=== Exercise input ===
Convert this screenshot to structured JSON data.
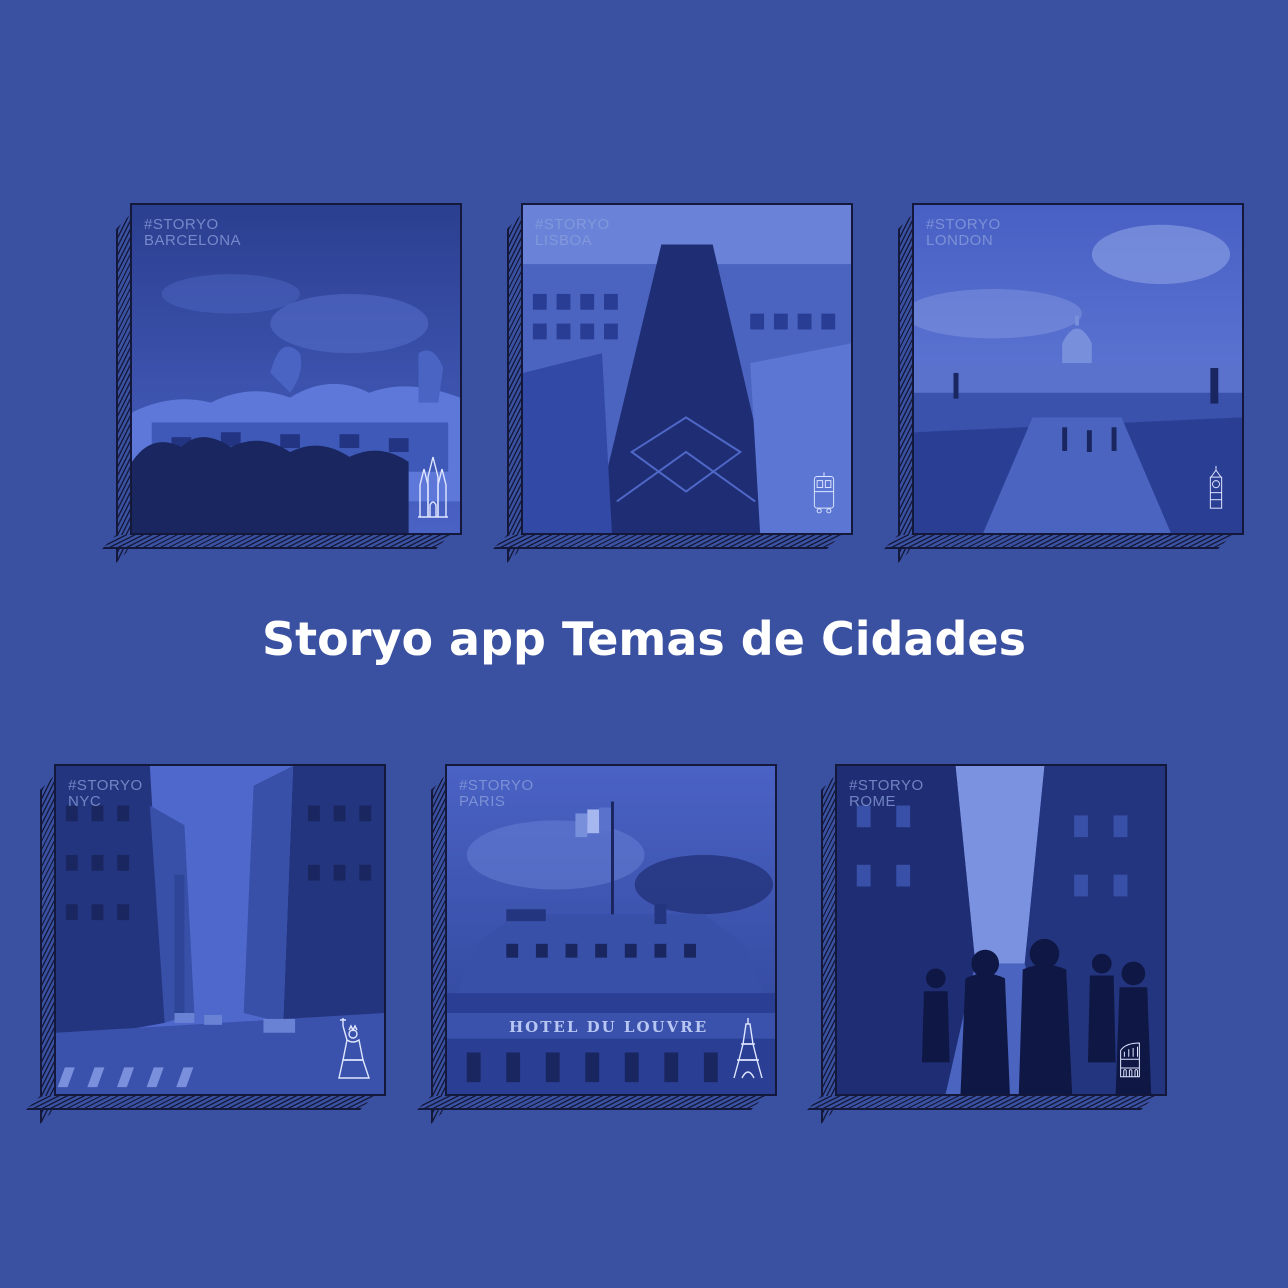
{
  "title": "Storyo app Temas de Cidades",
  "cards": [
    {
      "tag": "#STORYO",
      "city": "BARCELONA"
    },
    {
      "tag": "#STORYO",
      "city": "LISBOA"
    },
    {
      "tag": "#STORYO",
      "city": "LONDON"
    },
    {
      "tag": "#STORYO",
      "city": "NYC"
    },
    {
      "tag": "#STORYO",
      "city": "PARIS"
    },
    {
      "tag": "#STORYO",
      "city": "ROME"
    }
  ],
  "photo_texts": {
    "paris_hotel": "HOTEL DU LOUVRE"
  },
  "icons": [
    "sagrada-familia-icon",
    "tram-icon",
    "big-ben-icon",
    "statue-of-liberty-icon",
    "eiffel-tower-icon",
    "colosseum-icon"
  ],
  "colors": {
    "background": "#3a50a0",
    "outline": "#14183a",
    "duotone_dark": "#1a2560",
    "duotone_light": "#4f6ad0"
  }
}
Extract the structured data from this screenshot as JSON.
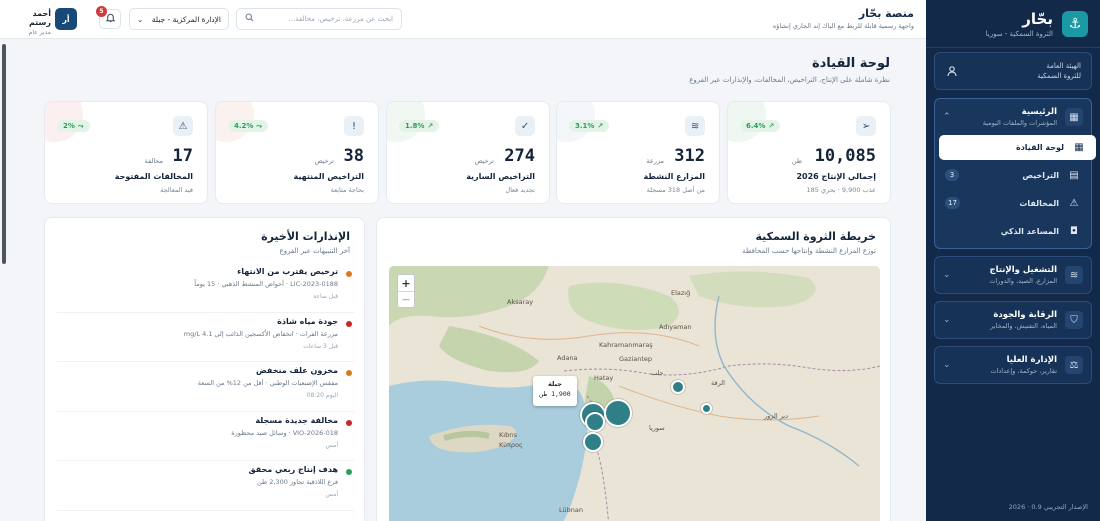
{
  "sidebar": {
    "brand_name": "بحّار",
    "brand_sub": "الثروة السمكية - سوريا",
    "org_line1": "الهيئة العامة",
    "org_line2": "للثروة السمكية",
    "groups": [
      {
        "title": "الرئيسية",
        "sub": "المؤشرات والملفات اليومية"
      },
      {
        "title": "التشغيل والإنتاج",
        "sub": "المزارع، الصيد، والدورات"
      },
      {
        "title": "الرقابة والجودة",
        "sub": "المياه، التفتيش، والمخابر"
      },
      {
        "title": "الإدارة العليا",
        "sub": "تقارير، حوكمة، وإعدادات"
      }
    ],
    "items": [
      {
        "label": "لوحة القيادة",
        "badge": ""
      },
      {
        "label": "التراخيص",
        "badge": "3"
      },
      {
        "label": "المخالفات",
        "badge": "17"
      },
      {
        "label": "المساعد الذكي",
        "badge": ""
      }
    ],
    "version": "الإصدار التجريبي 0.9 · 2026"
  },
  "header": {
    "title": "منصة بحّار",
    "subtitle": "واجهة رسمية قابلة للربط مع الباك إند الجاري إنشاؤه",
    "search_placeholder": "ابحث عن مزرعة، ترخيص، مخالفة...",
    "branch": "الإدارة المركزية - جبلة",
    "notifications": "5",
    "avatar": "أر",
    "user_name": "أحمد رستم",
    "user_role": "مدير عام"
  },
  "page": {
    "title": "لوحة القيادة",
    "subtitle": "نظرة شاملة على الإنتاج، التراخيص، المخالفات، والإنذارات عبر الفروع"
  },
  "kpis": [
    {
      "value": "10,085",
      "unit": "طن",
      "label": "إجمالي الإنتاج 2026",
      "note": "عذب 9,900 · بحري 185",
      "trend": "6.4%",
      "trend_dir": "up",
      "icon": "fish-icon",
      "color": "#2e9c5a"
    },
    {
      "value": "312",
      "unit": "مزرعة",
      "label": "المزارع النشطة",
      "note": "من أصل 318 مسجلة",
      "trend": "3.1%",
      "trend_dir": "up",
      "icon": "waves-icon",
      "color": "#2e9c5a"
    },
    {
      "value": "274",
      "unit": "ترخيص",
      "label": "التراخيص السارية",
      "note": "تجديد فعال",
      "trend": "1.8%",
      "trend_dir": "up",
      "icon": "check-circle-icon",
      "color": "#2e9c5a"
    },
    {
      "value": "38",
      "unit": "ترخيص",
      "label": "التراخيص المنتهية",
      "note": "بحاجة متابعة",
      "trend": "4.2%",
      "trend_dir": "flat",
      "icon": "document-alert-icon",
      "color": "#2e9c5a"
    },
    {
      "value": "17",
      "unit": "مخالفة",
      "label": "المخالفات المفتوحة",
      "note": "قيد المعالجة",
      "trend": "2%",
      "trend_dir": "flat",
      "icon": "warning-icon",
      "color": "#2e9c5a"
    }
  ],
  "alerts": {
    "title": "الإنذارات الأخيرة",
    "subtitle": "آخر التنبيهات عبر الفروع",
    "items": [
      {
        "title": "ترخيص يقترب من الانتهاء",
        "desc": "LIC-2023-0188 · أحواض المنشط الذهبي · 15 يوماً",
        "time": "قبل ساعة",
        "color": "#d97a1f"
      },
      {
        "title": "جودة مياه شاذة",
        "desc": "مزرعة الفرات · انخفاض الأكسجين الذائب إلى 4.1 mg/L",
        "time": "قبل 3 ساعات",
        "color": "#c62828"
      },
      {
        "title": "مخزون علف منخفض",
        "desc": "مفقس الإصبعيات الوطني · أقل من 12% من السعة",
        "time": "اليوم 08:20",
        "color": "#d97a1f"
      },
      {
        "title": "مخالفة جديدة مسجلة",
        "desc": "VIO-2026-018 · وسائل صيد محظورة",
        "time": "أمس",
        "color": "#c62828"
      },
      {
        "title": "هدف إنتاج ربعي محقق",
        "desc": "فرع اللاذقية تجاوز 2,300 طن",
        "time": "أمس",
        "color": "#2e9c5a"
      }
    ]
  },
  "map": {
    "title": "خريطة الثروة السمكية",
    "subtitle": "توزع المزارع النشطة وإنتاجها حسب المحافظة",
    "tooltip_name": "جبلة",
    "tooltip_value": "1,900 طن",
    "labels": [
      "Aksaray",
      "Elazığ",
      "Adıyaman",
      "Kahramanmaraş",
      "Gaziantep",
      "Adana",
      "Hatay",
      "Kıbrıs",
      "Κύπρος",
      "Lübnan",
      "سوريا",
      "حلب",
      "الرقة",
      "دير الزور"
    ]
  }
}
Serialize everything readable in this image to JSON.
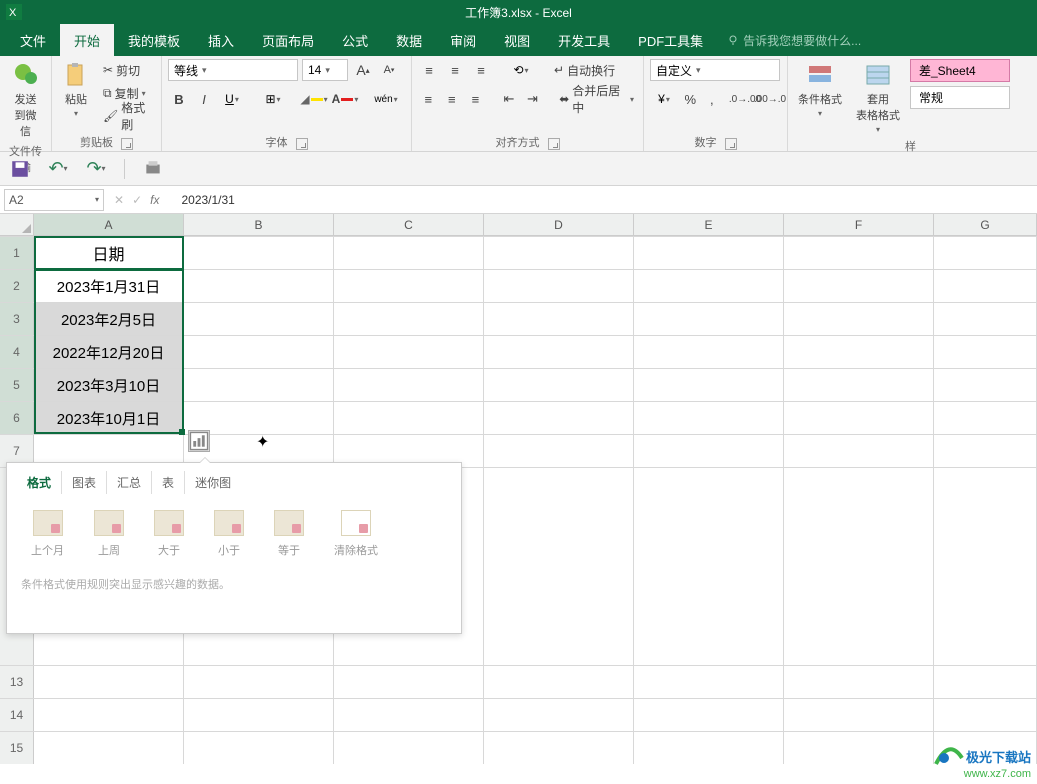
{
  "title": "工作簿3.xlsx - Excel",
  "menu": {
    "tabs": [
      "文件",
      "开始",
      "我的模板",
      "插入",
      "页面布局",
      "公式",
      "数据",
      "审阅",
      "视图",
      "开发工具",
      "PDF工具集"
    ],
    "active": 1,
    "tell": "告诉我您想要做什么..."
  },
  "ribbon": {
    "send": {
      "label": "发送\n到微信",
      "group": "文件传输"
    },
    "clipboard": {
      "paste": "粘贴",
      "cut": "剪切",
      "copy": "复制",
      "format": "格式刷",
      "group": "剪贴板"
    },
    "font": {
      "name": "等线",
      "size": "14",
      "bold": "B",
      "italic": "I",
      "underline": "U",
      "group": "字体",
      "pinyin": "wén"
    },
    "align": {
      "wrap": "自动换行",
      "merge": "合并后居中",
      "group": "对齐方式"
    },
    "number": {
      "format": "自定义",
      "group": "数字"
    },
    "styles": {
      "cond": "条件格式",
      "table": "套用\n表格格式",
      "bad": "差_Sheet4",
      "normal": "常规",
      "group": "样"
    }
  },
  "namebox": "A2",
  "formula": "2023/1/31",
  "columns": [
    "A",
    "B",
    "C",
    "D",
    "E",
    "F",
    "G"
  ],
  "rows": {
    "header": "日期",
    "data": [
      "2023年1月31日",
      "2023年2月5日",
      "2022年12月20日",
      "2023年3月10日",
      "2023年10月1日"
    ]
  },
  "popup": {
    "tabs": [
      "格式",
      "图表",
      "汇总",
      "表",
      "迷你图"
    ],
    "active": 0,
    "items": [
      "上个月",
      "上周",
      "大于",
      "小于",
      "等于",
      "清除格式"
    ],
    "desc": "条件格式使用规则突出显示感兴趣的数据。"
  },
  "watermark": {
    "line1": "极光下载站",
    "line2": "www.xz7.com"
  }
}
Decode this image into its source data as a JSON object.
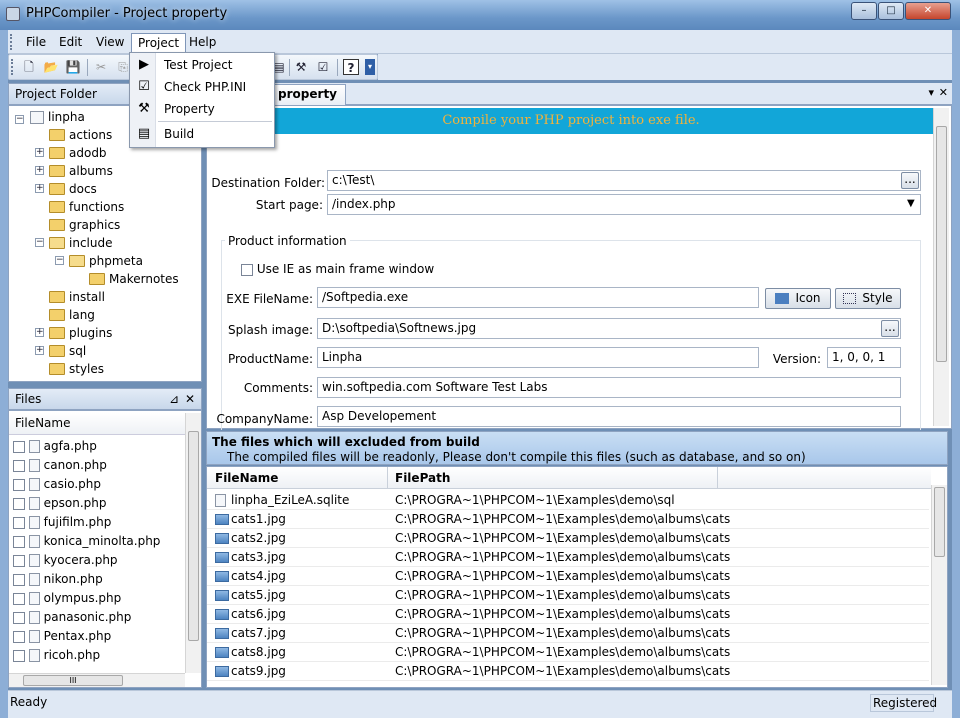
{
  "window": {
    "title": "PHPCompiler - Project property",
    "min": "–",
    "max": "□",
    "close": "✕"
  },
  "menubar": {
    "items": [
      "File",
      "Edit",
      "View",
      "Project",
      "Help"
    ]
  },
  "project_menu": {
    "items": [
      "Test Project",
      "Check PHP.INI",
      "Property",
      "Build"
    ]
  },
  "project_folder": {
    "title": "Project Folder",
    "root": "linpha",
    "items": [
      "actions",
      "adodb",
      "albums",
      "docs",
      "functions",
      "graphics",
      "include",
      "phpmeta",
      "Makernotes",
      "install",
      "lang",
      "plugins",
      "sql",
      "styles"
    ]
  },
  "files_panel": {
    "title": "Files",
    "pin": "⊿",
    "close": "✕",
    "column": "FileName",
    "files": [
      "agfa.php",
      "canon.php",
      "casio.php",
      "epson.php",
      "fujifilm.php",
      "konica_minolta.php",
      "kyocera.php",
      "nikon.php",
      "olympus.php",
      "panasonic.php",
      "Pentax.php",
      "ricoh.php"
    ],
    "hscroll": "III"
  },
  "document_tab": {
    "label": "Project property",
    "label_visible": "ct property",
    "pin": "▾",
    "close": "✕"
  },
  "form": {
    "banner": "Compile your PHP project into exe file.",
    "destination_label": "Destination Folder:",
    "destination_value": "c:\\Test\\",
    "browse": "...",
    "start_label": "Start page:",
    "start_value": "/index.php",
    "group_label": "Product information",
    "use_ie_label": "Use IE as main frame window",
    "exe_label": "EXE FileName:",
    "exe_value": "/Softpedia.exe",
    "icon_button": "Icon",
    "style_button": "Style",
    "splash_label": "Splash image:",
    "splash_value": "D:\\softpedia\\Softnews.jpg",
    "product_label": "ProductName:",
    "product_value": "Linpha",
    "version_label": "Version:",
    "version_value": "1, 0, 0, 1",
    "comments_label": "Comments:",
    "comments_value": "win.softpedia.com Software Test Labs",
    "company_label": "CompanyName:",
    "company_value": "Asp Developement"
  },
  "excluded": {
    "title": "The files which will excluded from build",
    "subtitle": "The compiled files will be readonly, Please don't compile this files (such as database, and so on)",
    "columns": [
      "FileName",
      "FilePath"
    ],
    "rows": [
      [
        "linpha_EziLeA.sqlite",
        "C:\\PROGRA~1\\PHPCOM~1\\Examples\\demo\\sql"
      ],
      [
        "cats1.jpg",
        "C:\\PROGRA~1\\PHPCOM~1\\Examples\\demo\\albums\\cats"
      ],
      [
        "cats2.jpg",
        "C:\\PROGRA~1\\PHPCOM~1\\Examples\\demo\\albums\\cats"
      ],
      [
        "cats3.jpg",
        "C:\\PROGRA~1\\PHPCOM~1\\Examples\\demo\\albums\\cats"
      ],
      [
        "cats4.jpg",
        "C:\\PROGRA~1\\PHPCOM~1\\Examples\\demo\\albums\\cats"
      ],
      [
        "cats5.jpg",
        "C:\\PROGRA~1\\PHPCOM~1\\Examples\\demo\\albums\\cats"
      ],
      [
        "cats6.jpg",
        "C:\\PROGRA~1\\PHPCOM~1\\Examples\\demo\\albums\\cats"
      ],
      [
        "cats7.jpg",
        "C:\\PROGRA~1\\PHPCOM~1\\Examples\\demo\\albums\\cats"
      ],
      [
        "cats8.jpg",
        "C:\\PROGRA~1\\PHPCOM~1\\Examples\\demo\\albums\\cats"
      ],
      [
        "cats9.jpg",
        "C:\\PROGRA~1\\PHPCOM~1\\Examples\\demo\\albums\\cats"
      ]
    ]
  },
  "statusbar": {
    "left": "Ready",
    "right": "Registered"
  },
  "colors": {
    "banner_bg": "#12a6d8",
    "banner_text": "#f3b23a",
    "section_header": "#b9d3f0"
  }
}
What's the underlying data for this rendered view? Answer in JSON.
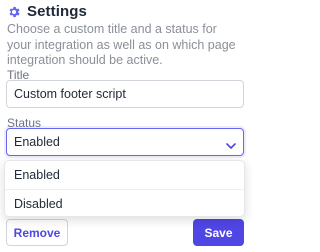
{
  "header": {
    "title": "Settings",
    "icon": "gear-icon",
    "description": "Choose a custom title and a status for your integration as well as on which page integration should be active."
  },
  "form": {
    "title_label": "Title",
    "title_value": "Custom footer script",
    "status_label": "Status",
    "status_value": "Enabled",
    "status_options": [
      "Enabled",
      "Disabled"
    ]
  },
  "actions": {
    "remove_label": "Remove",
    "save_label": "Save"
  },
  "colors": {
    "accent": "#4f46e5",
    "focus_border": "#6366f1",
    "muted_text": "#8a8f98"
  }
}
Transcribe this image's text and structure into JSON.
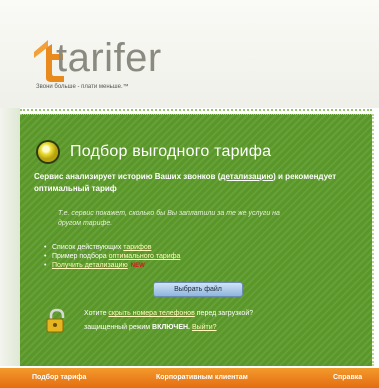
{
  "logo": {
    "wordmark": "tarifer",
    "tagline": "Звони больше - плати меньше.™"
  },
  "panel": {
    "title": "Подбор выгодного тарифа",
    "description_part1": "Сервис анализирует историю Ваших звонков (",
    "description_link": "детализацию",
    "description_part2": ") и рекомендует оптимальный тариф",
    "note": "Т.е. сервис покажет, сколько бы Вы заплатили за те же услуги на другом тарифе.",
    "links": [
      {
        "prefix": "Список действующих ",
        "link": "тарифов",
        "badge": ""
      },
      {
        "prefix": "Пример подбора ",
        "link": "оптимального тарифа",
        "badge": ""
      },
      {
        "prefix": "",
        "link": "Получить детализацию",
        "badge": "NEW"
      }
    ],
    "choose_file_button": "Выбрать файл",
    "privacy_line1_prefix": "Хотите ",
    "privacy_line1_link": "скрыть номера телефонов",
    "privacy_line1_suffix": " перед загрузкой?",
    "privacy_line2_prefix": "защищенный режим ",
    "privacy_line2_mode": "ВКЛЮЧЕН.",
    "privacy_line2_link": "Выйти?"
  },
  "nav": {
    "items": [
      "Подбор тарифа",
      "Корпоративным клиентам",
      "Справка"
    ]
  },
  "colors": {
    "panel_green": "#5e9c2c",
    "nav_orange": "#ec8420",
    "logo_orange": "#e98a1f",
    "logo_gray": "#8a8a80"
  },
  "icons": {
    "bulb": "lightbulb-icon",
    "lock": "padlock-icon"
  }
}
===
| Exercise prompt |
Report back each line of the entries that holds the string "unit".

| Solved problem |
      "unit": "طن",
      "unit": "مزرعة",
      "unit": "ترخيص",
      "unit": "ترخيص",
      "unit": "مخالفة",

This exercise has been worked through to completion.